Transcribe all the records with complete accuracy.

=====

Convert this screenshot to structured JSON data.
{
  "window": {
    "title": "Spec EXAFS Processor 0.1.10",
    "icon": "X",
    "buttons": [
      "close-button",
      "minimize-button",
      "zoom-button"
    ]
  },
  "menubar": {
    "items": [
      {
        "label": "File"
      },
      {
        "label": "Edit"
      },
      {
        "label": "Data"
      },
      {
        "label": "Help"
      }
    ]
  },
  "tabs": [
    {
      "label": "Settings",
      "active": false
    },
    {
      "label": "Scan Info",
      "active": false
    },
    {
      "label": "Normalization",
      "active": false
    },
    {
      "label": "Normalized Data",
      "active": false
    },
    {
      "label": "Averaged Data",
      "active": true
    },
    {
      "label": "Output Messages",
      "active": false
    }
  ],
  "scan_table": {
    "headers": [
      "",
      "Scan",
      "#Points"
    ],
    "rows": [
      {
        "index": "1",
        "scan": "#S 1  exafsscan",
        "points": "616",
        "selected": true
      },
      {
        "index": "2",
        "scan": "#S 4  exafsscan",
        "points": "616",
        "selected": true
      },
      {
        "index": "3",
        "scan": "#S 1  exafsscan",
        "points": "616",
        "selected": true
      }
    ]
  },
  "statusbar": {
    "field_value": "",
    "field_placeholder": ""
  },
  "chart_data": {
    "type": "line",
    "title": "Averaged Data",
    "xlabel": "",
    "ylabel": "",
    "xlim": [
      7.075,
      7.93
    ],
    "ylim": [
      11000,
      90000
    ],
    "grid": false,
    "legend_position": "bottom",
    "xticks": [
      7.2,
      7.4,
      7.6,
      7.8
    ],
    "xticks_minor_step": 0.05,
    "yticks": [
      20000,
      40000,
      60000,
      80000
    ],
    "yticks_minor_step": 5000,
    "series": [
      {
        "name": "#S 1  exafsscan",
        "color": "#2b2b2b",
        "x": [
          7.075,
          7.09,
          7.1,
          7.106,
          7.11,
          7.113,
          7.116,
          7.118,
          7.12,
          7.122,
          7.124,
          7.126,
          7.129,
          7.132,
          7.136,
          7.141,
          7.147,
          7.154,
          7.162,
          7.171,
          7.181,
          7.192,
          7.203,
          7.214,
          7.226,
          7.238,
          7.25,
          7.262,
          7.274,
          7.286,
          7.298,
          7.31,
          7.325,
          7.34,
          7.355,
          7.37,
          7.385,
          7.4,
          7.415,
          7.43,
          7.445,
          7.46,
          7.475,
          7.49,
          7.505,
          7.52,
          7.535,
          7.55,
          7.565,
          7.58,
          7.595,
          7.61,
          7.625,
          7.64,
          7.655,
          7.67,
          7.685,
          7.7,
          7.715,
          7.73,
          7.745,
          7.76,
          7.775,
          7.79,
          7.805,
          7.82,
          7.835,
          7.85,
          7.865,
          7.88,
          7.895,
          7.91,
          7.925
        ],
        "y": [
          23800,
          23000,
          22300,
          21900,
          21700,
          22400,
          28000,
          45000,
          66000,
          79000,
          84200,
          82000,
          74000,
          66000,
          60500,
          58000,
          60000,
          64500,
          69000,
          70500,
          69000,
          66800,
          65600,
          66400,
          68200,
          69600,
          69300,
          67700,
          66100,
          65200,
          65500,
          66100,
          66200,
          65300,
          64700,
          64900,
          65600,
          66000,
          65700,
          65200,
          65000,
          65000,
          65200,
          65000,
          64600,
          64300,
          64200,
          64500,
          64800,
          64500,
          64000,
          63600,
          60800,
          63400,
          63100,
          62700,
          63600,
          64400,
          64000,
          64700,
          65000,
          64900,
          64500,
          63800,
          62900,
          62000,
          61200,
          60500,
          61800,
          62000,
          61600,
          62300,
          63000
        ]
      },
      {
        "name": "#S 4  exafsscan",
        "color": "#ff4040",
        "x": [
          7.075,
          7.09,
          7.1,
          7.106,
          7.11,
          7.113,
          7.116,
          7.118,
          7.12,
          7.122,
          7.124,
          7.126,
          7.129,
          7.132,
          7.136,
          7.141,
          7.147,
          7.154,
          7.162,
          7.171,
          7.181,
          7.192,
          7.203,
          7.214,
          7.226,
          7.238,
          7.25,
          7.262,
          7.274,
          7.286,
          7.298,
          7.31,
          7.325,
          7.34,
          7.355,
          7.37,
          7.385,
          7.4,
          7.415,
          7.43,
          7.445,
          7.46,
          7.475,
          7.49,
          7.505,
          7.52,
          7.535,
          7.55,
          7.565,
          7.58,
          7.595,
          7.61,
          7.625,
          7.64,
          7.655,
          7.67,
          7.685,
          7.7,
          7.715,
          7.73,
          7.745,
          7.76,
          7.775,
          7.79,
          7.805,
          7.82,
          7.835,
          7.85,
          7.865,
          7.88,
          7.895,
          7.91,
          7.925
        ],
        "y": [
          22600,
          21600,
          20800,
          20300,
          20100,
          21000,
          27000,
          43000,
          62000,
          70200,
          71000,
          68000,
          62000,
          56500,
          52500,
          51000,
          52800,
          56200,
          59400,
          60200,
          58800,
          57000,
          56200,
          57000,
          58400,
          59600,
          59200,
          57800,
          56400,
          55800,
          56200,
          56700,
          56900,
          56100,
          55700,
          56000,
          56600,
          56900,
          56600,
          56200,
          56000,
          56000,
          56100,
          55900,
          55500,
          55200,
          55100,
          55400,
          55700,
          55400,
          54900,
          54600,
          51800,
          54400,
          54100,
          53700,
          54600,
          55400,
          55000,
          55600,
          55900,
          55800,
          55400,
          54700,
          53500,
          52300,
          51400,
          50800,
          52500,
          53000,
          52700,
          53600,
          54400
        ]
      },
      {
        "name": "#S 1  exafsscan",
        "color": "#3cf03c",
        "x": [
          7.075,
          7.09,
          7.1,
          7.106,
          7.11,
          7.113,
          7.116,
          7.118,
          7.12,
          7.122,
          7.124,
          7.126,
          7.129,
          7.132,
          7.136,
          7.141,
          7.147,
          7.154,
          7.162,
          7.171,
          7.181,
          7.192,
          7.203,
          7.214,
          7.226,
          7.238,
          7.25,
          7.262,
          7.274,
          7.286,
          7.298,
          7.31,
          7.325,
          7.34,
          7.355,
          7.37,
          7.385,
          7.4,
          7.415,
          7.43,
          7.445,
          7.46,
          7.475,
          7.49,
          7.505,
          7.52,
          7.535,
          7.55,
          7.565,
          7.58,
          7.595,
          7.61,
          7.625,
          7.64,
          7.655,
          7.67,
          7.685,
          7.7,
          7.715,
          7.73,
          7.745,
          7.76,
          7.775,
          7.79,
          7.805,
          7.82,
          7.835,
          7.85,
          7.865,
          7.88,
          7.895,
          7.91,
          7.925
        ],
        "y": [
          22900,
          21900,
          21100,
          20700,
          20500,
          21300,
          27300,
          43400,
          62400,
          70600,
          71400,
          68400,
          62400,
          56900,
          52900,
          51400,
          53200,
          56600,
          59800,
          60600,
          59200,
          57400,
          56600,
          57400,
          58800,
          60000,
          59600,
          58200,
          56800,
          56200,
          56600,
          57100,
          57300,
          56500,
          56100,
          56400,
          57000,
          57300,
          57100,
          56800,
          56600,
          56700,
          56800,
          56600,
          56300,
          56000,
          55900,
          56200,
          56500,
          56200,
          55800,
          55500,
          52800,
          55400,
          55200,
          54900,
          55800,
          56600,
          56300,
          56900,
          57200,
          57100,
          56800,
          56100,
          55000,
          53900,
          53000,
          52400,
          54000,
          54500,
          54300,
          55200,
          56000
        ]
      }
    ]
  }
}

=====

■ **Correct answer**
Convert this screenshot to structured JSON data.
{
  "window": {
    "title": "Spec EXAFS Processor 0.1.10",
    "icon": "X",
    "buttons": [
      "close-button",
      "minimize-button",
      "zoom-button"
    ]
  },
  "menubar": {
    "items": [
      {
        "label": "File"
      },
      {
        "label": "Edit"
      },
      {
        "label": "Data"
      },
      {
        "label": "Help"
      }
    ]
  },
  "tabs": [
    {
      "label": "Settings",
      "active": false
    },
    {
      "label": "Scan Info",
      "active": false
    },
    {
      "label": "Normalization",
      "active": false
    },
    {
      "label": "Normalized Data",
      "active": false
    },
    {
      "label": "Averaged Data",
      "active": true
    },
    {
      "label": "Output Messages",
      "active": false
    }
  ],
  "scan_table": {
    "headers": [
      "",
      "Scan",
      "#Points"
    ],
    "rows": [
      {
        "index": "1",
        "scan": "#S 1  exafsscan",
        "points": "616",
        "selected": true
      },
      {
        "index": "2",
        "scan": "#S 4  exafsscan",
        "points": "616",
        "selected": true
      },
      {
        "index": "3",
        "scan": "#S 1  exafsscan",
        "points": "616",
        "selected": true
      }
    ]
  },
  "statusbar": {
    "field_value": "",
    "field_placeholder": ""
  },
  "chart_data": {
    "type": "line",
    "title": "Averaged Data",
    "xlabel": "",
    "ylabel": "",
    "xlim": [
      7.075,
      7.93
    ],
    "ylim": [
      11000,
      90000
    ],
    "grid": false,
    "legend_position": "bottom",
    "xticks": [
      7.2,
      7.4,
      7.6,
      7.8
    ],
    "xticks_minor_step": 0.05,
    "yticks": [
      20000,
      40000,
      60000,
      80000
    ],
    "yticks_minor_step": 5000,
    "series": [
      {
        "name": "#S 1  exafsscan",
        "color": "#2b2b2b",
        "x": [
          7.075,
          7.09,
          7.1,
          7.106,
          7.11,
          7.113,
          7.116,
          7.118,
          7.12,
          7.122,
          7.124,
          7.126,
          7.129,
          7.132,
          7.136,
          7.141,
          7.147,
          7.154,
          7.162,
          7.171,
          7.181,
          7.192,
          7.203,
          7.214,
          7.226,
          7.238,
          7.25,
          7.262,
          7.274,
          7.286,
          7.298,
          7.31,
          7.325,
          7.34,
          7.355,
          7.37,
          7.385,
          7.4,
          7.415,
          7.43,
          7.445,
          7.46,
          7.475,
          7.49,
          7.505,
          7.52,
          7.535,
          7.55,
          7.565,
          7.58,
          7.595,
          7.61,
          7.625,
          7.64,
          7.655,
          7.67,
          7.685,
          7.7,
          7.715,
          7.73,
          7.745,
          7.76,
          7.775,
          7.79,
          7.805,
          7.82,
          7.835,
          7.85,
          7.865,
          7.88,
          7.895,
          7.91,
          7.925
        ],
        "y": [
          23800,
          23000,
          22300,
          21900,
          21700,
          22400,
          28000,
          45000,
          66000,
          79000,
          84200,
          82000,
          74000,
          66000,
          60500,
          58000,
          60000,
          64500,
          69000,
          70500,
          69000,
          66800,
          65600,
          66400,
          68200,
          69600,
          69300,
          67700,
          66100,
          65200,
          65500,
          66100,
          66200,
          65300,
          64700,
          64900,
          65600,
          66000,
          65700,
          65200,
          65000,
          65000,
          65200,
          65000,
          64600,
          64300,
          64200,
          64500,
          64800,
          64500,
          64000,
          63600,
          60800,
          63400,
          63100,
          62700,
          63600,
          64400,
          64000,
          64700,
          65000,
          64900,
          64500,
          63800,
          62900,
          62000,
          61200,
          60500,
          61800,
          62000,
          61600,
          62300,
          63000
        ]
      },
      {
        "name": "#S 4  exafsscan",
        "color": "#ff4040",
        "x": [
          7.075,
          7.09,
          7.1,
          7.106,
          7.11,
          7.113,
          7.116,
          7.118,
          7.12,
          7.122,
          7.124,
          7.126,
          7.129,
          7.132,
          7.136,
          7.141,
          7.147,
          7.154,
          7.162,
          7.171,
          7.181,
          7.192,
          7.203,
          7.214,
          7.226,
          7.238,
          7.25,
          7.262,
          7.274,
          7.286,
          7.298,
          7.31,
          7.325,
          7.34,
          7.355,
          7.37,
          7.385,
          7.4,
          7.415,
          7.43,
          7.445,
          7.46,
          7.475,
          7.49,
          7.505,
          7.52,
          7.535,
          7.55,
          7.565,
          7.58,
          7.595,
          7.61,
          7.625,
          7.64,
          7.655,
          7.67,
          7.685,
          7.7,
          7.715,
          7.73,
          7.745,
          7.76,
          7.775,
          7.79,
          7.805,
          7.82,
          7.835,
          7.85,
          7.865,
          7.88,
          7.895,
          7.91,
          7.925
        ],
        "y": [
          22600,
          21600,
          20800,
          20300,
          20100,
          21000,
          27000,
          43000,
          62000,
          70200,
          71000,
          68000,
          62000,
          56500,
          52500,
          51000,
          52800,
          56200,
          59400,
          60200,
          58800,
          57000,
          56200,
          57000,
          58400,
          59600,
          59200,
          57800,
          56400,
          55800,
          56200,
          56700,
          56900,
          56100,
          55700,
          56000,
          56600,
          56900,
          56600,
          56200,
          56000,
          56000,
          56100,
          55900,
          55500,
          55200,
          55100,
          55400,
          55700,
          55400,
          54900,
          54600,
          51800,
          54400,
          54100,
          53700,
          54600,
          55400,
          55000,
          55600,
          55900,
          55800,
          55400,
          54700,
          53500,
          52300,
          51400,
          50800,
          52500,
          53000,
          52700,
          53600,
          54400
        ]
      },
      {
        "name": "#S 1  exafsscan",
        "color": "#3cf03c",
        "x": [
          7.075,
          7.09,
          7.1,
          7.106,
          7.11,
          7.113,
          7.116,
          7.118,
          7.12,
          7.122,
          7.124,
          7.126,
          7.129,
          7.132,
          7.136,
          7.141,
          7.147,
          7.154,
          7.162,
          7.171,
          7.181,
          7.192,
          7.203,
          7.214,
          7.226,
          7.238,
          7.25,
          7.262,
          7.274,
          7.286,
          7.298,
          7.31,
          7.325,
          7.34,
          7.355,
          7.37,
          7.385,
          7.4,
          7.415,
          7.43,
          7.445,
          7.46,
          7.475,
          7.49,
          7.505,
          7.52,
          7.535,
          7.55,
          7.565,
          7.58,
          7.595,
          7.61,
          7.625,
          7.64,
          7.655,
          7.67,
          7.685,
          7.7,
          7.715,
          7.73,
          7.745,
          7.76,
          7.775,
          7.79,
          7.805,
          7.82,
          7.835,
          7.85,
          7.865,
          7.88,
          7.895,
          7.91,
          7.925
        ],
        "y": [
          22900,
          21900,
          21100,
          20700,
          20500,
          21300,
          27300,
          43400,
          62400,
          70600,
          71400,
          68400,
          62400,
          56900,
          52900,
          51400,
          53200,
          56600,
          59800,
          60600,
          59200,
          57400,
          56600,
          57400,
          58800,
          60000,
          59600,
          58200,
          56800,
          56200,
          56600,
          57100,
          57300,
          56500,
          56100,
          56400,
          57000,
          57300,
          57100,
          56800,
          56600,
          56700,
          56800,
          56600,
          56300,
          56000,
          55900,
          56200,
          56500,
          56200,
          55800,
          55500,
          52800,
          55400,
          55200,
          54900,
          55800,
          56600,
          56300,
          56900,
          57200,
          57100,
          56800,
          56100,
          55000,
          53900,
          53000,
          52400,
          54000,
          54500,
          54300,
          55200,
          56000
        ]
      }
    ]
  }
}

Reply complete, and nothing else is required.